>>>>
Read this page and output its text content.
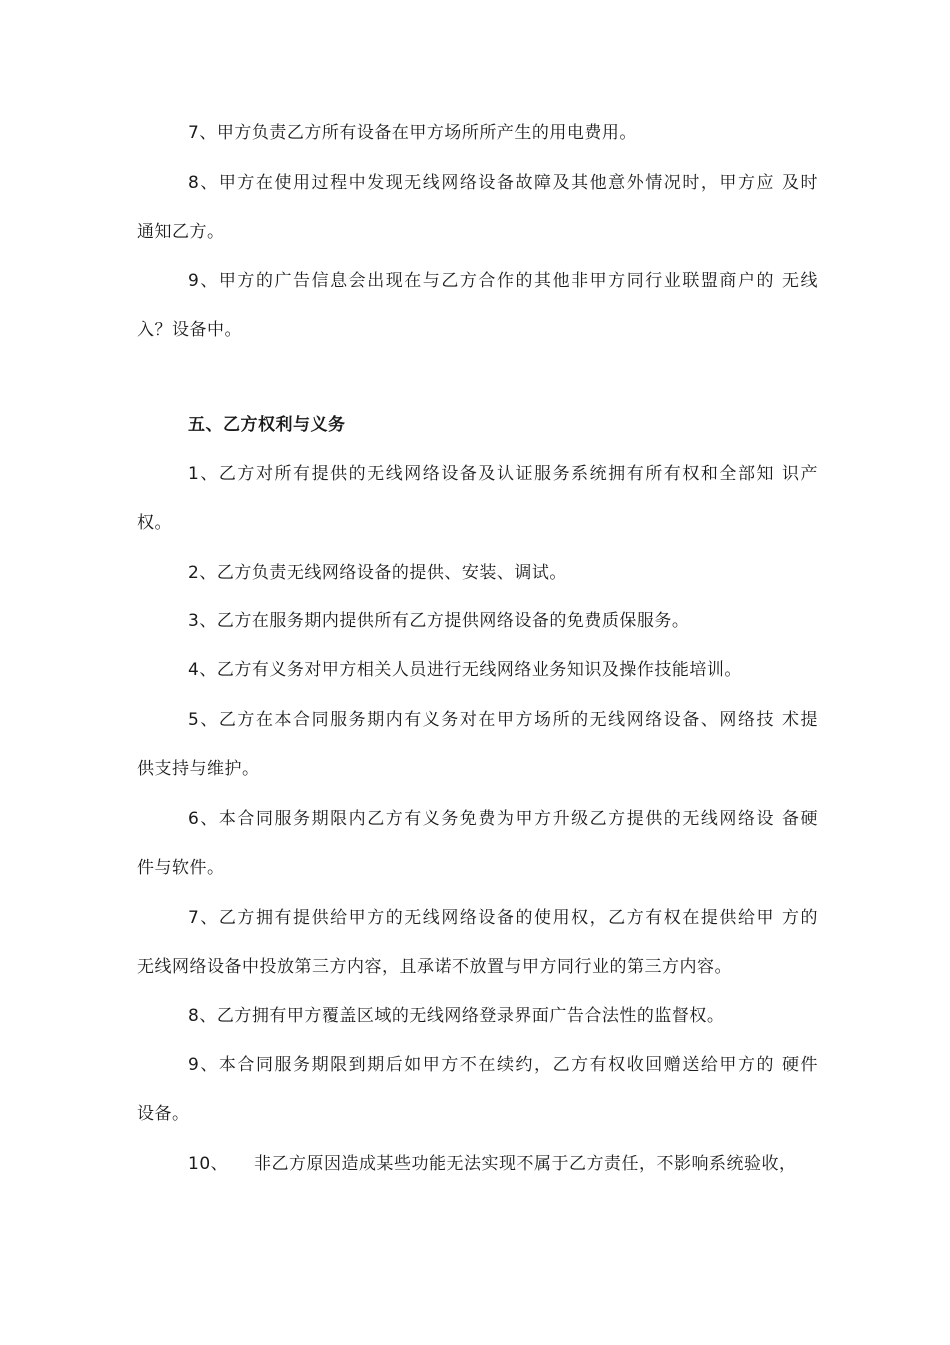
7、甲方负责乙方所有设备在甲方场所所产生的用电费用。
8、甲方在使用过程中发现无线网络设备故障及其他意外情况时，甲方应 及时
通知乙方。
9、甲方的广告信息会出现在与乙方合作的其他非甲方同行业联盟商户的 无线
入？设备中。
五、乙方权利与义务
1、乙方对所有提供的无线网络设备及认证服务系统拥有所有权和全部知 识产
权。
2、乙方负责无线网络设备的提供、安装、调试。
3、乙方在服务期内提供所有乙方提供网络设备的免费质保服务。
4、乙方有义务对甲方相关人员进行无线网络业务知识及操作技能培训。
5、乙方在本合同服务期内有义务对在甲方场所的无线网络设备、网络技 术提
供支持与维护。
6、本合同服务期限内乙方有义务免费为甲方升级乙方提供的无线网络设 备硬
件与软件。
7、乙方拥有提供给甲方的无线网络设备的使用权，乙方有权在提供给甲 方的
无线网络设备中投放第三方内容，且承诺不放置与甲方同行业的第三方内容。
8、乙方拥有甲方覆盖区域的无线网络登录界面广告合法性的监督权。
9、本合同服务期限到期后如甲方不在续约，乙方有权收回赠送给甲方的 硬件
设备。
10、 非乙方原因造成某些功能无法实现不属于乙方责任，不影响系统验收，
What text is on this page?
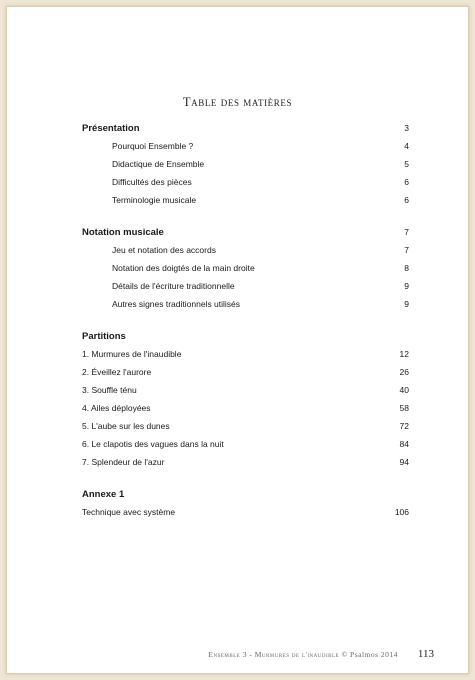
Table des matières
Présentation	3
Pourquoi Ensemble ?	4
Didactique de Ensemble	5
Difficultés des pièces	6
Terminologie musicale	6
Notation musicale	7
Jeu et notation des accords	7
Notation des doigtés de la main droite	8
Détails de l'écriture traditionnelle	9
Autres signes traditionnels utilisés	9
Partitions
1. Murmures de l'inaudible	12
2. Éveillez l'aurore	26
3. Souffle ténu	40
4. Ailes déployées	58
5. L'aube sur les dunes	72
6. Le clapotis des vagues dans la nuit	84
7. Splendeur de l'azur	94
Annexe 1
Technique avec système	106
Ensemble 3 - Murmures de l'inaudible © Psalmos 2014 113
<<<<
- Task directions: Copy every line that contains the string "musicale".

- Task answer:
Terminologie musicale	6
Notation musicale	7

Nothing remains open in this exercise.